EXERCISE PROMPT:
Make an exact copy of the entries, and keep any pictures out of it.
+===+
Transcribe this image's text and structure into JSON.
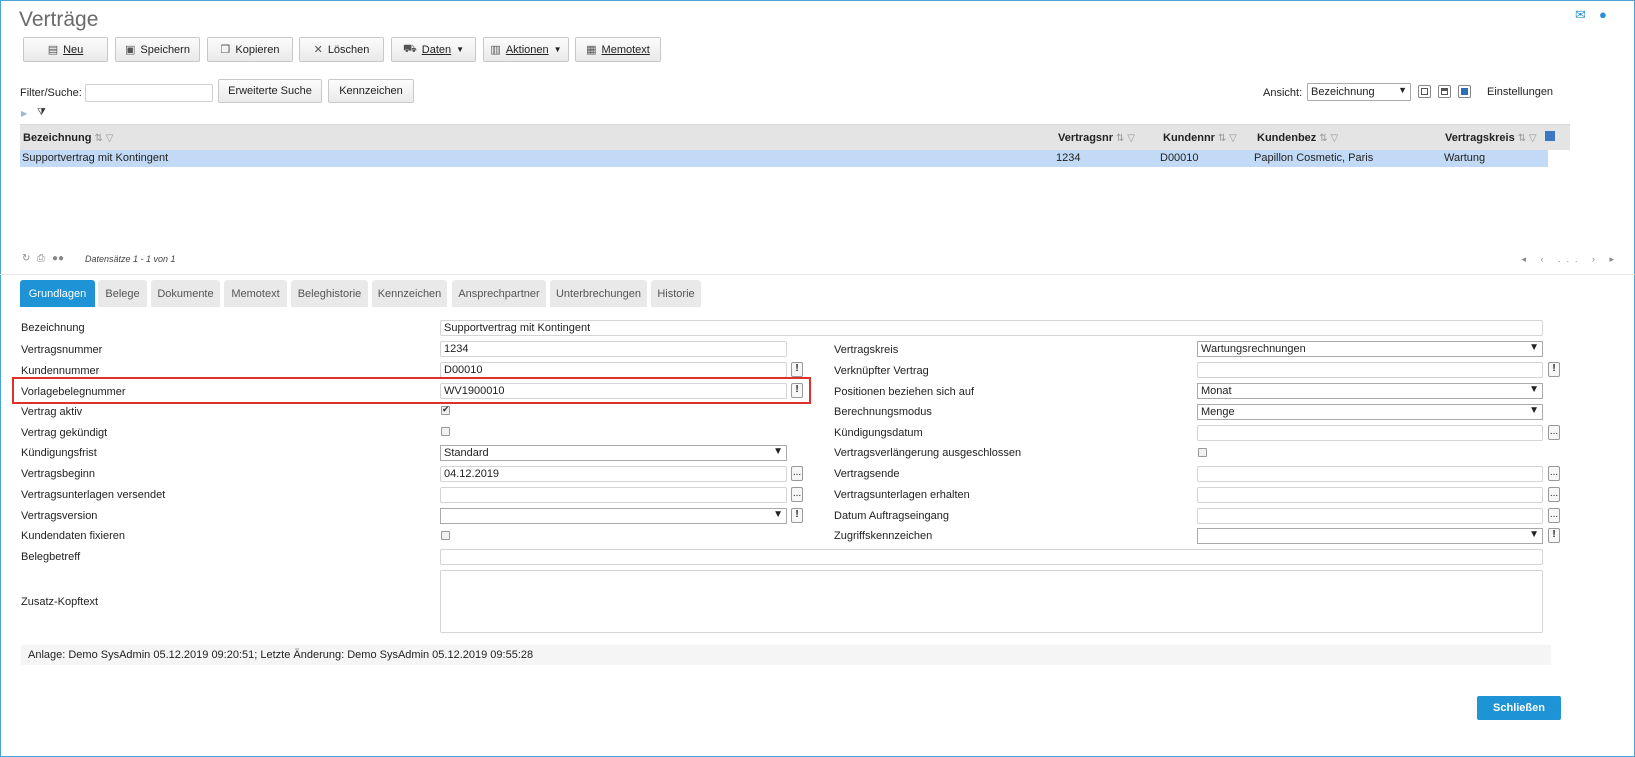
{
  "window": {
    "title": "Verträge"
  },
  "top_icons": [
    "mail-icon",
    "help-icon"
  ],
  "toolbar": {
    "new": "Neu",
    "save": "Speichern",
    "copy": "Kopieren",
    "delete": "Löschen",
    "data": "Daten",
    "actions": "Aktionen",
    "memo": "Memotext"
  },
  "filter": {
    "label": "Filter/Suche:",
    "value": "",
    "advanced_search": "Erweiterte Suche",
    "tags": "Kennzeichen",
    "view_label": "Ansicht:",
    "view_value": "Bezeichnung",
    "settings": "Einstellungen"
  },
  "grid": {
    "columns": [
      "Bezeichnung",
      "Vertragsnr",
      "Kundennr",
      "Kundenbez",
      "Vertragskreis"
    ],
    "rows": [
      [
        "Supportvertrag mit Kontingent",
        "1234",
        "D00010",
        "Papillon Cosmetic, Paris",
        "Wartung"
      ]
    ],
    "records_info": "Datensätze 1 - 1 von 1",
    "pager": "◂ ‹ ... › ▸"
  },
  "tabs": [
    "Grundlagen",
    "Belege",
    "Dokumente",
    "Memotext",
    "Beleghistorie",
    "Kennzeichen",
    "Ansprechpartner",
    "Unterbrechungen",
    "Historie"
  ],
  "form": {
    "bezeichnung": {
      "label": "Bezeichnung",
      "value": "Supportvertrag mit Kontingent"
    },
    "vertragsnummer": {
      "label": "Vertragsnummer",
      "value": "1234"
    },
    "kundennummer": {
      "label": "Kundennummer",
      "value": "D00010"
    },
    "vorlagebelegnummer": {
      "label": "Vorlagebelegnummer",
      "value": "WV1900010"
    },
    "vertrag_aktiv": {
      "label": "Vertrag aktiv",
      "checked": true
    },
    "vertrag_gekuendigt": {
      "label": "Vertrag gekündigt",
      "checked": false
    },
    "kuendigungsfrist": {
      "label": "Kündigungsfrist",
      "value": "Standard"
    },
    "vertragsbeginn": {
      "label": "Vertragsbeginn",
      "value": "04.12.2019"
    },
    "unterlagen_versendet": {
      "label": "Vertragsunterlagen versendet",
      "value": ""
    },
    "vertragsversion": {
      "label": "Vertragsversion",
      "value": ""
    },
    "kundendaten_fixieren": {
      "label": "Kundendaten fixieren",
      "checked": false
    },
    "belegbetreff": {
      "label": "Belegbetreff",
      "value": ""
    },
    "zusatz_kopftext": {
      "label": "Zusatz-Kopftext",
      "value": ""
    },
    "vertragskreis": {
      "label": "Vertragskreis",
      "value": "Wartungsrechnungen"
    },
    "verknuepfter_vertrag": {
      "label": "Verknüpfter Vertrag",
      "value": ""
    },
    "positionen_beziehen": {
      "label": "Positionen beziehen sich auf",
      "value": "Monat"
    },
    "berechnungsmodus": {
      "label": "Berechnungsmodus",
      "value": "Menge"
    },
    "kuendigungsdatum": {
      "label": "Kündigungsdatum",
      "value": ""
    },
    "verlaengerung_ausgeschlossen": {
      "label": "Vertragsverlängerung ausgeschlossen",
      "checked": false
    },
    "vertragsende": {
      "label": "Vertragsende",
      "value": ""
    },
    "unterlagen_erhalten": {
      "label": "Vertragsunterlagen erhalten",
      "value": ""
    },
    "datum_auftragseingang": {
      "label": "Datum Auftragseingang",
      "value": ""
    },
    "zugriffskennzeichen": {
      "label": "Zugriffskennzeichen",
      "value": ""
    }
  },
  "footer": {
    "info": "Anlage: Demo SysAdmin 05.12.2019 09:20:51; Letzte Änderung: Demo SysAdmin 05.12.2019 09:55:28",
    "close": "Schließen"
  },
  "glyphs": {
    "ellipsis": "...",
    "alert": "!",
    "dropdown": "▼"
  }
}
+===+
EXERCISE ANSWER:
Transcribe this image's text and structure into JSON.
{
  "window": {
    "title": "Verträge"
  },
  "top_icons": [
    "mail-icon",
    "help-icon"
  ],
  "toolbar": {
    "new": "Neu",
    "save": "Speichern",
    "copy": "Kopieren",
    "delete": "Löschen",
    "data": "Daten",
    "actions": "Aktionen",
    "memo": "Memotext"
  },
  "filter": {
    "label": "Filter/Suche:",
    "value": "",
    "advanced_search": "Erweiterte Suche",
    "tags": "Kennzeichen",
    "view_label": "Ansicht:",
    "view_value": "Bezeichnung",
    "settings": "Einstellungen"
  },
  "grid": {
    "columns": [
      "Bezeichnung",
      "Vertragsnr",
      "Kundennr",
      "Kundenbez",
      "Vertragskreis"
    ],
    "rows": [
      [
        "Supportvertrag mit Kontingent",
        "1234",
        "D00010",
        "Papillon Cosmetic, Paris",
        "Wartung"
      ]
    ],
    "records_info": "Datensätze 1 - 1 von 1",
    "pager": "◂ ‹ ... › ▸"
  },
  "tabs": [
    "Grundlagen",
    "Belege",
    "Dokumente",
    "Memotext",
    "Beleghistorie",
    "Kennzeichen",
    "Ansprechpartner",
    "Unterbrechungen",
    "Historie"
  ],
  "form": {
    "bezeichnung": {
      "label": "Bezeichnung",
      "value": "Supportvertrag mit Kontingent"
    },
    "vertragsnummer": {
      "label": "Vertragsnummer",
      "value": "1234"
    },
    "kundennummer": {
      "label": "Kundennummer",
      "value": "D00010"
    },
    "vorlagebelegnummer": {
      "label": "Vorlagebelegnummer",
      "value": "WV1900010"
    },
    "vertrag_aktiv": {
      "label": "Vertrag aktiv",
      "checked": true
    },
    "vertrag_gekuendigt": {
      "label": "Vertrag gekündigt",
      "checked": false
    },
    "kuendigungsfrist": {
      "label": "Kündigungsfrist",
      "value": "Standard"
    },
    "vertragsbeginn": {
      "label": "Vertragsbeginn",
      "value": "04.12.2019"
    },
    "unterlagen_versendet": {
      "label": "Vertragsunterlagen versendet",
      "value": ""
    },
    "vertragsversion": {
      "label": "Vertragsversion",
      "value": ""
    },
    "kundendaten_fixieren": {
      "label": "Kundendaten fixieren",
      "checked": false
    },
    "belegbetreff": {
      "label": "Belegbetreff",
      "value": ""
    },
    "zusatz_kopftext": {
      "label": "Zusatz-Kopftext",
      "value": ""
    },
    "vertragskreis": {
      "label": "Vertragskreis",
      "value": "Wartungsrechnungen"
    },
    "verknuepfter_vertrag": {
      "label": "Verknüpfter Vertrag",
      "value": ""
    },
    "positionen_beziehen": {
      "label": "Positionen beziehen sich auf",
      "value": "Monat"
    },
    "berechnungsmodus": {
      "label": "Berechnungsmodus",
      "value": "Menge"
    },
    "kuendigungsdatum": {
      "label": "Kündigungsdatum",
      "value": ""
    },
    "verlaengerung_ausgeschlossen": {
      "label": "Vertragsverlängerung ausgeschlossen",
      "checked": false
    },
    "vertragsende": {
      "label": "Vertragsende",
      "value": ""
    },
    "unterlagen_erhalten": {
      "label": "Vertragsunterlagen erhalten",
      "value": ""
    },
    "datum_auftragseingang": {
      "label": "Datum Auftragseingang",
      "value": ""
    },
    "zugriffskennzeichen": {
      "label": "Zugriffskennzeichen",
      "value": ""
    }
  },
  "footer": {
    "info": "Anlage: Demo SysAdmin 05.12.2019 09:20:51; Letzte Änderung: Demo SysAdmin 05.12.2019 09:55:28",
    "close": "Schließen"
  },
  "glyphs": {
    "ellipsis": "...",
    "alert": "!",
    "dropdown": "▼"
  }
}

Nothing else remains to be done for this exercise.